Collection entries:
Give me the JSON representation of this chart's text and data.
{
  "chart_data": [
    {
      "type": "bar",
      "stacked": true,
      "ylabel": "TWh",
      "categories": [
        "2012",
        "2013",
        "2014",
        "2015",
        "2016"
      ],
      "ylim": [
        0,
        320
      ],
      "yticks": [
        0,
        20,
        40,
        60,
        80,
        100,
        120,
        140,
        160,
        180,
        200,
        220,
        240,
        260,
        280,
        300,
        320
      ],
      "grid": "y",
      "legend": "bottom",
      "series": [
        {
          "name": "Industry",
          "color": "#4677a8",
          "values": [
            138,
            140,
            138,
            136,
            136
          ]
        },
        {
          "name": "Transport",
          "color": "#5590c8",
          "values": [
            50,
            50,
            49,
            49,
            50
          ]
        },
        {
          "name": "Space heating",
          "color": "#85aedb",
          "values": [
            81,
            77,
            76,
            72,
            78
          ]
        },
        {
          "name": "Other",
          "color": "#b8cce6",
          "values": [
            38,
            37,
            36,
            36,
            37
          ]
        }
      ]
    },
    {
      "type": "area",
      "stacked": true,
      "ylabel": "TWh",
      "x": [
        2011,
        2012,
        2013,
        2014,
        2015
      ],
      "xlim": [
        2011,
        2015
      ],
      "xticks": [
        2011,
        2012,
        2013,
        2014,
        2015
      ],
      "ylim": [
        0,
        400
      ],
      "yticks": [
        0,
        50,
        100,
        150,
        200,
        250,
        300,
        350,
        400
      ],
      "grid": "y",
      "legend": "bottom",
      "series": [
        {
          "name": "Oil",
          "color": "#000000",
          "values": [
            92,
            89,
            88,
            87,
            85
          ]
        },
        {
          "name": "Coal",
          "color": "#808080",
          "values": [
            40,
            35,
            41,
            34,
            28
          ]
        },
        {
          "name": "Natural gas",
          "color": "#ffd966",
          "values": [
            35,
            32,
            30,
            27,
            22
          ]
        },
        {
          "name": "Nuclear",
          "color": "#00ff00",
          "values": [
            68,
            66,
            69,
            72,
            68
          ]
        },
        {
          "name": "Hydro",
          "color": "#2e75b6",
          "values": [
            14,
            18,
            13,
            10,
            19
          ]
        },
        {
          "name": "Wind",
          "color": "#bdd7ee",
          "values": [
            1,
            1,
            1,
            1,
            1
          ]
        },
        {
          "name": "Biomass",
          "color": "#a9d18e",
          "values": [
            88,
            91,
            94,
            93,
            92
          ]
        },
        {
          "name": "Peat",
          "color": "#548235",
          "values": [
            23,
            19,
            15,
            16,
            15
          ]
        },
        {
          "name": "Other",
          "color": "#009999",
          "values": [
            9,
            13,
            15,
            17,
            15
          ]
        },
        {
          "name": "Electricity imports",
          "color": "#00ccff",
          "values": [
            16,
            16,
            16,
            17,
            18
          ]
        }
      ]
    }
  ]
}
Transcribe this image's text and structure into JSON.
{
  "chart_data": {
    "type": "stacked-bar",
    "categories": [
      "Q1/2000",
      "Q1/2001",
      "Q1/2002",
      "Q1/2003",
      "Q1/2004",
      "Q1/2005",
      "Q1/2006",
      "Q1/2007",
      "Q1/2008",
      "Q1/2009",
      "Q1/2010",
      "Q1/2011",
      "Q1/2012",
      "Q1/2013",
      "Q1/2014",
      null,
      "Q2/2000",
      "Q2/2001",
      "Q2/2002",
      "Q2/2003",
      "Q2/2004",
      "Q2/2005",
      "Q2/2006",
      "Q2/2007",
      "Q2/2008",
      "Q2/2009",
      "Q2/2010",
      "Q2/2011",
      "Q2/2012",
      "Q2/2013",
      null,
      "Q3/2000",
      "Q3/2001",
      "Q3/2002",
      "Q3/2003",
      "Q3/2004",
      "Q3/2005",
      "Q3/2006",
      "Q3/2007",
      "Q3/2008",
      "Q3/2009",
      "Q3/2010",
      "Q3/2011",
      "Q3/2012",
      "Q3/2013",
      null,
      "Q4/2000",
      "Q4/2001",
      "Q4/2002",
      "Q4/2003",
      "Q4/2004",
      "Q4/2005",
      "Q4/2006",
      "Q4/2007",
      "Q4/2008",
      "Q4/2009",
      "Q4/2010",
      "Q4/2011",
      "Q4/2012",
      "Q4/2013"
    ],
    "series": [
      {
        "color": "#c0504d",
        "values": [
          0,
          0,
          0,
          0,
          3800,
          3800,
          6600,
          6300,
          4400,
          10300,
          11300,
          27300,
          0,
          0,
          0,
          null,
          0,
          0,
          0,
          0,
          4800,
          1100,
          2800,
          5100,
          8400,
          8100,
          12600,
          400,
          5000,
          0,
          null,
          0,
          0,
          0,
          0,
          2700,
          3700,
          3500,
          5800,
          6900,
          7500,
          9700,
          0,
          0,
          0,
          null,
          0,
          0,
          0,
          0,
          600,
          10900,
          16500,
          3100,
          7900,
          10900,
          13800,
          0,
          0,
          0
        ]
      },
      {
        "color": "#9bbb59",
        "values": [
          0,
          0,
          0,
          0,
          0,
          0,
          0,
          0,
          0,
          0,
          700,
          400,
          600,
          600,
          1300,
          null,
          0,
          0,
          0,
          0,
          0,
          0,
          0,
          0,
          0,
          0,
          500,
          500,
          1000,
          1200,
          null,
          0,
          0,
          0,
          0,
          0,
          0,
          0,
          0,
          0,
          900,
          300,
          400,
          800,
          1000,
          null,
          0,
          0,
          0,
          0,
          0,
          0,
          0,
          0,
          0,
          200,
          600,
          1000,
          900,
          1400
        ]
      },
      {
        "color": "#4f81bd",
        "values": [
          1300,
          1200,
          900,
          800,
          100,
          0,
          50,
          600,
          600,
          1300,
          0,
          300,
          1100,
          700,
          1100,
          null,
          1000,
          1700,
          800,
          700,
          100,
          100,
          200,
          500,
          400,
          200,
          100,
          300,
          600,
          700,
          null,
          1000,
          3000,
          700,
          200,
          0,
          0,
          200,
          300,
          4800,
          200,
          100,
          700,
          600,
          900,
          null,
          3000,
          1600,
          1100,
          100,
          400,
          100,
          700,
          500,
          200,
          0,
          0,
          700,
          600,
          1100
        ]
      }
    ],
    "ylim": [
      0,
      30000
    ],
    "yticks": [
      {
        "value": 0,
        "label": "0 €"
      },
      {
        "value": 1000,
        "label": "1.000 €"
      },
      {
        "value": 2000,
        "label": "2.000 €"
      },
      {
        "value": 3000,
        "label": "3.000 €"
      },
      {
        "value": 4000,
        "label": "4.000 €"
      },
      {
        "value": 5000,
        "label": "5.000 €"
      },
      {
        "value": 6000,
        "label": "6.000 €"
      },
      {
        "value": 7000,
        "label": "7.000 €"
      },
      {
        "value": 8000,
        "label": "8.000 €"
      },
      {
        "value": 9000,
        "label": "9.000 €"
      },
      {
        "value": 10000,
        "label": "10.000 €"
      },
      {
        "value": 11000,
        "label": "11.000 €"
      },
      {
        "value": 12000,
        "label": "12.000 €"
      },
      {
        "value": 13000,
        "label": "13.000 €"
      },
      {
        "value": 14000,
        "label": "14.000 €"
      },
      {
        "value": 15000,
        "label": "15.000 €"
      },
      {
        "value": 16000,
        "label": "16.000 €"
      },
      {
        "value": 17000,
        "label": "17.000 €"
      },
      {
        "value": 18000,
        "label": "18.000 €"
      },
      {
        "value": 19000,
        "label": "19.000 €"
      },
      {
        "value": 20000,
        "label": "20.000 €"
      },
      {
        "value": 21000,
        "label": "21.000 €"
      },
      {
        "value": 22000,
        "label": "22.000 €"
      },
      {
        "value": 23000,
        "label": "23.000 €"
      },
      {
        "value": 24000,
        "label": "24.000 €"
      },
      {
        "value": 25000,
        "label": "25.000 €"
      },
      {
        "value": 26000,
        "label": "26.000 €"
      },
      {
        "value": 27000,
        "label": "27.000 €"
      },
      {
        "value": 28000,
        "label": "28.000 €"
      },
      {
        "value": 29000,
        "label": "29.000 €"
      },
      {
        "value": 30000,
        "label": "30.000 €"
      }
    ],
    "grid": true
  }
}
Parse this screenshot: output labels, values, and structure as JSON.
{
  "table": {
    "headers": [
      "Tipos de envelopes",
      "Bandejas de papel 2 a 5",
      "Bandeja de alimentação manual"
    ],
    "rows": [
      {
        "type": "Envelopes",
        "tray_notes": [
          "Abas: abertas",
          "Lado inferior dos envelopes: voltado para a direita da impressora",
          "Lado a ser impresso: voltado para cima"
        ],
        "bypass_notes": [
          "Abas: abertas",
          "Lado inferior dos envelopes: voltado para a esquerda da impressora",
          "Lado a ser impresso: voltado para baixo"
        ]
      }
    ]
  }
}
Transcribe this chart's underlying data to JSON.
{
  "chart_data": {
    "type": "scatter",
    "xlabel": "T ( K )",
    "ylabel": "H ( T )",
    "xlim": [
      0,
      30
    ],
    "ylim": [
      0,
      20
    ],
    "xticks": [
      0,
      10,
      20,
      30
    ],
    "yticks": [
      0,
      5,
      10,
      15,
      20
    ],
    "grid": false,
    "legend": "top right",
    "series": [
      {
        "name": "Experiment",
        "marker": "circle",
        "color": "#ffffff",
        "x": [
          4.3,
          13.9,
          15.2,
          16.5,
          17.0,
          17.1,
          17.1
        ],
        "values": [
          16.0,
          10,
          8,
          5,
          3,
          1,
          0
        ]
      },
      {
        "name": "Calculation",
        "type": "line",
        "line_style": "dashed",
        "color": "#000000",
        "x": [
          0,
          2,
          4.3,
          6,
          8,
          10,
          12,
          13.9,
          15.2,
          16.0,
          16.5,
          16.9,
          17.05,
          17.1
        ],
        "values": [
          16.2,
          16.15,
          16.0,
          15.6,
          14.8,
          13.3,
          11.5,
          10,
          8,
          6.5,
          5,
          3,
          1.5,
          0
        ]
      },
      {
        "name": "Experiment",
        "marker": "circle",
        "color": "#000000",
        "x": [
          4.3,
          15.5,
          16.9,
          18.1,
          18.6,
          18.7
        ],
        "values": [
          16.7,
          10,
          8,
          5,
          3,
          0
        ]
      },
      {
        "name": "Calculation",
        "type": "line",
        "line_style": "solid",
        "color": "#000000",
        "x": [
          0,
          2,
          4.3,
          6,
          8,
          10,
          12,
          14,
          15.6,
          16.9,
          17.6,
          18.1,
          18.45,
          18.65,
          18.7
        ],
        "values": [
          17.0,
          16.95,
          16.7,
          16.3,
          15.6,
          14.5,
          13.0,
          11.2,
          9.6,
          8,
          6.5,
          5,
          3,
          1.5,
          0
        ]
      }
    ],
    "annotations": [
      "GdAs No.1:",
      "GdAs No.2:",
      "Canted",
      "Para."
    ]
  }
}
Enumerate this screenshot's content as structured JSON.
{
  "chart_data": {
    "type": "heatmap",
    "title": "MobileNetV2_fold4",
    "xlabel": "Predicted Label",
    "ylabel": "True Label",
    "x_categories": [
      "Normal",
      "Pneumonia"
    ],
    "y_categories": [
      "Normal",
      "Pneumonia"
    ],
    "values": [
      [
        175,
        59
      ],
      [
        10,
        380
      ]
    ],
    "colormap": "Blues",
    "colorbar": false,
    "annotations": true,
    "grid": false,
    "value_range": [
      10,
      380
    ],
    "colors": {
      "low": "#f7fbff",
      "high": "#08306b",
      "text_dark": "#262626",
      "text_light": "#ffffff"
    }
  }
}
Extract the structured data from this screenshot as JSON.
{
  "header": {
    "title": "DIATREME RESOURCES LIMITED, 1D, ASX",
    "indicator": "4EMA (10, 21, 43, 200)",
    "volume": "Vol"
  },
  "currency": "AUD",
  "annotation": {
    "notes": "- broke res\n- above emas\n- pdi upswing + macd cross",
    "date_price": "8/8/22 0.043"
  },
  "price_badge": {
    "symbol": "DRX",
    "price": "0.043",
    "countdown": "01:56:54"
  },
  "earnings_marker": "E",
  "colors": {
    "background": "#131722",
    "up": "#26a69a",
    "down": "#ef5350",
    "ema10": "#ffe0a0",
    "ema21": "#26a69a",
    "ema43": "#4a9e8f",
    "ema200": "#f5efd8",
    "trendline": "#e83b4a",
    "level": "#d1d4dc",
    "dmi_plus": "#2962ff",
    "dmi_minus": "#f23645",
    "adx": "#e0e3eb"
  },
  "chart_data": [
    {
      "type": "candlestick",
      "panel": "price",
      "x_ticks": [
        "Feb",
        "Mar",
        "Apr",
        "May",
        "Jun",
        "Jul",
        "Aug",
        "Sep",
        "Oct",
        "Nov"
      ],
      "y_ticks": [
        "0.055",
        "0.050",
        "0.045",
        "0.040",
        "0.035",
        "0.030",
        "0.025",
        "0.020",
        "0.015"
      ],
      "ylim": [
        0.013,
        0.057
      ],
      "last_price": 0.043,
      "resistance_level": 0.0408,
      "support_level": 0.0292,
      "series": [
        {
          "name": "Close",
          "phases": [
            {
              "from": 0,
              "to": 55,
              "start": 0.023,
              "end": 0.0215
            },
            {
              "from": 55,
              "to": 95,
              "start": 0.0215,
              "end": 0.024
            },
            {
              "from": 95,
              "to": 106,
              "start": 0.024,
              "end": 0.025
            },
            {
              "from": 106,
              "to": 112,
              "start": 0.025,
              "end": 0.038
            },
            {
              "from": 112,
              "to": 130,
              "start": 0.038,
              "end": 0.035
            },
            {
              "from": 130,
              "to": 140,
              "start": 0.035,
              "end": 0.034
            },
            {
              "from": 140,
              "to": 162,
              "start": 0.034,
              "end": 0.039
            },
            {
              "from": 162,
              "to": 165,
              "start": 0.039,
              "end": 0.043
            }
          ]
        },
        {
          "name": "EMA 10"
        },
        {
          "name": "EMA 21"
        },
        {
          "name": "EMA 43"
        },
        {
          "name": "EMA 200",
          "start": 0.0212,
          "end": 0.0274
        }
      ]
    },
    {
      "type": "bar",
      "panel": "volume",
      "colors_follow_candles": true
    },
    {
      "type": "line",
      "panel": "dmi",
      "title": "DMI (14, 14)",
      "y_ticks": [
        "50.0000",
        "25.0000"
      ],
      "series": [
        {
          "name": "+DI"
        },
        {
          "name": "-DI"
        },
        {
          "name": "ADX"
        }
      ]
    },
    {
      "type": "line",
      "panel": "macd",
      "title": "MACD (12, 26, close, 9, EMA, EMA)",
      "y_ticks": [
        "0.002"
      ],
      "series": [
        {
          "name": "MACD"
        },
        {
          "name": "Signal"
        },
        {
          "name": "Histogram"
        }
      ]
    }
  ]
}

Exercise objective:
Tally the lines containing "impressora". Provide the number without any other words.

Exercise output:
2